-- begin --
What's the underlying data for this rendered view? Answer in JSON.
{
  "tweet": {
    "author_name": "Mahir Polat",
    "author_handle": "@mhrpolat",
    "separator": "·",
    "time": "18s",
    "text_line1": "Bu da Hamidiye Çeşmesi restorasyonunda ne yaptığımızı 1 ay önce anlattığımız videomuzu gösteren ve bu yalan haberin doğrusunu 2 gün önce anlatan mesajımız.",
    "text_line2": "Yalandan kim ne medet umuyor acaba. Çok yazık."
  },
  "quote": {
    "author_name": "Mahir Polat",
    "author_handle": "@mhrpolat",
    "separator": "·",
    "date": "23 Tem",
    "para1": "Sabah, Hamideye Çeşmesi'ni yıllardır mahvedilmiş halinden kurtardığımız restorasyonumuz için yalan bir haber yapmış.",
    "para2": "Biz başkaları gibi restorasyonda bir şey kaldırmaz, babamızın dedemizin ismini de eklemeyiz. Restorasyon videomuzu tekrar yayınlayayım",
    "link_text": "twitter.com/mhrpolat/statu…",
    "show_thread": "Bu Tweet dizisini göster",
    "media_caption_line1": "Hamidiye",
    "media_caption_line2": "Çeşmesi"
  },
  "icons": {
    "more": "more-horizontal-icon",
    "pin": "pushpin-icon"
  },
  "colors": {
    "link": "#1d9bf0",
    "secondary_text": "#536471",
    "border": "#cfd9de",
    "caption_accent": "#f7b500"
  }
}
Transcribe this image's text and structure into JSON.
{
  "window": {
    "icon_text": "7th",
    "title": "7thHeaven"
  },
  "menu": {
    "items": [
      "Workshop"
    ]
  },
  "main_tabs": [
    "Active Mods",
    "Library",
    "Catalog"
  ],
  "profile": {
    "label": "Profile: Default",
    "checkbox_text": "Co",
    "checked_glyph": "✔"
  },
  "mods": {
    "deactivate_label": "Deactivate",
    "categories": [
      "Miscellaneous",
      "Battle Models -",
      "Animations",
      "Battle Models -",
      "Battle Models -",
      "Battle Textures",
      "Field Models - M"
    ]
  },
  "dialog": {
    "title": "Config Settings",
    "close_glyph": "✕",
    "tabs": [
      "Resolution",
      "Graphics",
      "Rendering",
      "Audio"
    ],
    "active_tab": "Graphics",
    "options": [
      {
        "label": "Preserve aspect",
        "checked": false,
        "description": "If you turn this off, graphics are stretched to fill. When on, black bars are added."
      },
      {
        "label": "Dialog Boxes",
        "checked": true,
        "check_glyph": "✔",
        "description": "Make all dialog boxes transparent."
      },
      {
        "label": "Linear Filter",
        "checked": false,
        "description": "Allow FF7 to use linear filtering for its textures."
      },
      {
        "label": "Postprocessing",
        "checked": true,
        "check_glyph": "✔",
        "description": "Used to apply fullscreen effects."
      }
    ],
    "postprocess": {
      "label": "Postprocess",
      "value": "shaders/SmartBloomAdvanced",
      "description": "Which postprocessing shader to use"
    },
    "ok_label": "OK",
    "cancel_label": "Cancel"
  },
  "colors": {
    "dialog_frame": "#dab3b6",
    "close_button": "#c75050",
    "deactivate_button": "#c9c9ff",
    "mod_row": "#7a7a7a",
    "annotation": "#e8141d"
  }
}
-- end --
SHORT PROBLEM
Quote the material exactly, leaving nothing out.

SOLUTION TO THIS EXERCISE
What's the underlying data for this rendered view? Answer in JSON.
{
  "tweet": {
    "author_name": "Mahir Polat",
    "author_handle": "@mhrpolat",
    "separator": "·",
    "time": "18s",
    "text_line1": "Bu da Hamidiye Çeşmesi restorasyonunda ne yaptığımızı 1 ay önce anlattığımız videomuzu gösteren ve bu yalan haberin doğrusunu 2 gün önce anlatan mesajımız.",
    "text_line2": "Yalandan kim ne medet umuyor acaba. Çok yazık."
  },
  "quote": {
    "author_name": "Mahir Polat",
    "author_handle": "@mhrpolat",
    "separator": "·",
    "date": "23 Tem",
    "para1": "Sabah, Hamideye Çeşmesi'ni yıllardır mahvedilmiş halinden kurtardığımız restorasyonumuz için yalan bir haber yapmış.",
    "para2": "Biz başkaları gibi restorasyonda bir şey kaldırmaz, babamızın dedemizin ismini de eklemeyiz. Restorasyon videomuzu tekrar yayınlayayım",
    "link_text": "twitter.com/mhrpolat/statu…",
    "show_thread": "Bu Tweet dizisini göster",
    "media_caption_line1": "Hamidiye",
    "media_caption_line2": "Çeşmesi"
  },
  "icons": {
    "more": "more-horizontal-icon",
    "pin": "pushpin-icon"
  },
  "colors": {
    "link": "#1d9bf0",
    "secondary_text": "#536471",
    "border": "#cfd9de",
    "caption_accent": "#f7b500"
  }
}
Transcribe this image's text and structure into JSON.
{
  "window": {
    "icon_text": "7th",
    "title": "7thHeaven"
  },
  "menu": {
    "items": [
      "Workshop"
    ]
  },
  "main_tabs": [
    "Active Mods",
    "Library",
    "Catalog"
  ],
  "profile": {
    "label": "Profile: Default",
    "checkbox_text": "Co",
    "checked_glyph": "✔"
  },
  "mods": {
    "deactivate_label": "Deactivate",
    "categories": [
      "Miscellaneous",
      "Battle Models -",
      "Animations",
      "Battle Models -",
      "Battle Models -",
      "Battle Textures",
      "Field Models - M"
    ]
  },
  "dialog": {
    "title": "Config Settings",
    "close_glyph": "✕",
    "tabs": [
      "Resolution",
      "Graphics",
      "Rendering",
      "Audio"
    ],
    "active_tab": "Graphics",
    "options": [
      {
        "label": "Preserve aspect",
        "checked": false,
        "description": "If you turn this off, graphics are stretched to fill. When on, black bars are added."
      },
      {
        "label": "Dialog Boxes",
        "checked": true,
        "check_glyph": "✔",
        "description": "Make all dialog boxes transparent."
      },
      {
        "label": "Linear Filter",
        "checked": false,
        "description": "Allow FF7 to use linear filtering for its textures."
      },
      {
        "label": "Postprocessing",
        "checked": true,
        "check_glyph": "✔",
        "description": "Used to apply fullscreen effects."
      }
    ],
    "postprocess": {
      "label": "Postprocess",
      "value": "shaders/SmartBloomAdvanced",
      "description": "Which postprocessing shader to use"
    },
    "ok_label": "OK",
    "cancel_label": "Cancel"
  },
  "colors": {
    "dialog_frame": "#dab3b6",
    "close_button": "#c75050",
    "deactivate_button": "#c9c9ff",
    "mod_row": "#7a7a7a",
    "annotation": "#e8141d"
  }
}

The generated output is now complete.